— Start AVAILABLE RECORDS —

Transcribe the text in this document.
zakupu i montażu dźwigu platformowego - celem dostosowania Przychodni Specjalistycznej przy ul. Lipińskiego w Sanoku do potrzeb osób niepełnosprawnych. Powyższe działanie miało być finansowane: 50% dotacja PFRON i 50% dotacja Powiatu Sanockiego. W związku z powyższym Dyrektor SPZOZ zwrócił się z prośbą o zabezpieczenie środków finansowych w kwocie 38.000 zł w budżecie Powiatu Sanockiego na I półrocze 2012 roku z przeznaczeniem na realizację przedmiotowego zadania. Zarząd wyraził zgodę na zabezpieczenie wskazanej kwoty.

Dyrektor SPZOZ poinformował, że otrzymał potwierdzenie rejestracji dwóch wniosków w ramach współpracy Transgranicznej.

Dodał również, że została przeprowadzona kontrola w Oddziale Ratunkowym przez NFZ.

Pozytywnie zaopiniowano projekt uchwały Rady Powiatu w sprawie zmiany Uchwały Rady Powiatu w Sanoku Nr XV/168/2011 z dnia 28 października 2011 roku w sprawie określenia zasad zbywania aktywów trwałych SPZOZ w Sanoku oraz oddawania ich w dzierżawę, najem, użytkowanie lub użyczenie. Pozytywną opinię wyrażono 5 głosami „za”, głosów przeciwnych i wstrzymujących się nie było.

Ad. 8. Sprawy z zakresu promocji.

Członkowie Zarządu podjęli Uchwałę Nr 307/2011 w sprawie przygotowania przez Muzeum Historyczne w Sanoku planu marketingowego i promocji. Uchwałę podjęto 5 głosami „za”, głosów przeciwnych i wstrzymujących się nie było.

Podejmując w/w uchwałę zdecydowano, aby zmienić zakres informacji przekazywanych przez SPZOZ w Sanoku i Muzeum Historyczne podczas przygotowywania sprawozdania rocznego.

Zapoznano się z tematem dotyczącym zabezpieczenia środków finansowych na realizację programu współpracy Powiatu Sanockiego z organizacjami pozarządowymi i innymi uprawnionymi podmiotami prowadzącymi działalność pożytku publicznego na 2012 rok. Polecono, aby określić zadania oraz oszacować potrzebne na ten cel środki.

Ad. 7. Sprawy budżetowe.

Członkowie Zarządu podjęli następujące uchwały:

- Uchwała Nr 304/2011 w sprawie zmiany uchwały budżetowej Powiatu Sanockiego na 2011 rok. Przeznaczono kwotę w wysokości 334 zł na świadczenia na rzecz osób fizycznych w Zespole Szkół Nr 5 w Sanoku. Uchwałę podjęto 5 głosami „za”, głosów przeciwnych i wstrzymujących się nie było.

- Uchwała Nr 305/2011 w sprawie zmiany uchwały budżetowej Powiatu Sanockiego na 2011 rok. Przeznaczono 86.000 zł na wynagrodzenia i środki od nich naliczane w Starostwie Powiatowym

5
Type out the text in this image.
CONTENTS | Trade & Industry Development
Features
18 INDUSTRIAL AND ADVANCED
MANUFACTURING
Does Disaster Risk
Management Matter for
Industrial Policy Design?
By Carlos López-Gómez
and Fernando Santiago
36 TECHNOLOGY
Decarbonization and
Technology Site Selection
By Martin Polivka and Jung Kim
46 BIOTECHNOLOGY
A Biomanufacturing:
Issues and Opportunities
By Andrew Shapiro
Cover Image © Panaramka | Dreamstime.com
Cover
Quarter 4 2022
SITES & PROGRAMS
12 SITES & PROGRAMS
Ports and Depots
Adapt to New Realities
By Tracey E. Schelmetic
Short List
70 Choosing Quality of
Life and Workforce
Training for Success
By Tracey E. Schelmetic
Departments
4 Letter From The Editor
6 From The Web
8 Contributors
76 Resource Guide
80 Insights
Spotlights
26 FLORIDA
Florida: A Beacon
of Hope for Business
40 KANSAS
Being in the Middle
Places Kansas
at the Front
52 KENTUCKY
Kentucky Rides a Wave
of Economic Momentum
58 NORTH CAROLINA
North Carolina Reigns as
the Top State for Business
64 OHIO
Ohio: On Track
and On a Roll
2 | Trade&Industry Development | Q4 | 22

— End AVAILABLE RECORDS —

List every line above containing the word "roku".

zakupu i montażu dźwigu platformowego - celem dostosowania Przychodni Specjalistycznej przy ul. Lipińskiego w Sanoku do potrzeb osób niepełnosprawnych. Powyższe działanie miało być finansowane: 50% dotacja PFRON i 50% dotacja Powiatu Sanockiego. W związku z powyższym Dyrektor SPZOZ zwrócił się z prośbą o zabezpieczenie środków finansowych w kwocie 38.000 zł w budżecie Powiatu Sanockiego na I półrocze 2012 roku z przeznaczeniem na realizację przedmiotowego zadania. Zarząd wyraził zgodę na zabezpieczenie wskazanej kwoty.
Pozytywnie zaopiniowano projekt uchwały Rady Powiatu w sprawie zmiany Uchwały Rady Powiatu w Sanoku Nr XV/168/2011 z dnia 28 października 2011 roku w sprawie określenia zasad zbywania aktywów trwałych SPZOZ w Sanoku oraz oddawania ich w dzierżawę, najem, użytkowanie lub użyczenie. Pozytywną opinię wyrażono 5 głosami „za”, głosów przeciwnych i wstrzymujących się nie było.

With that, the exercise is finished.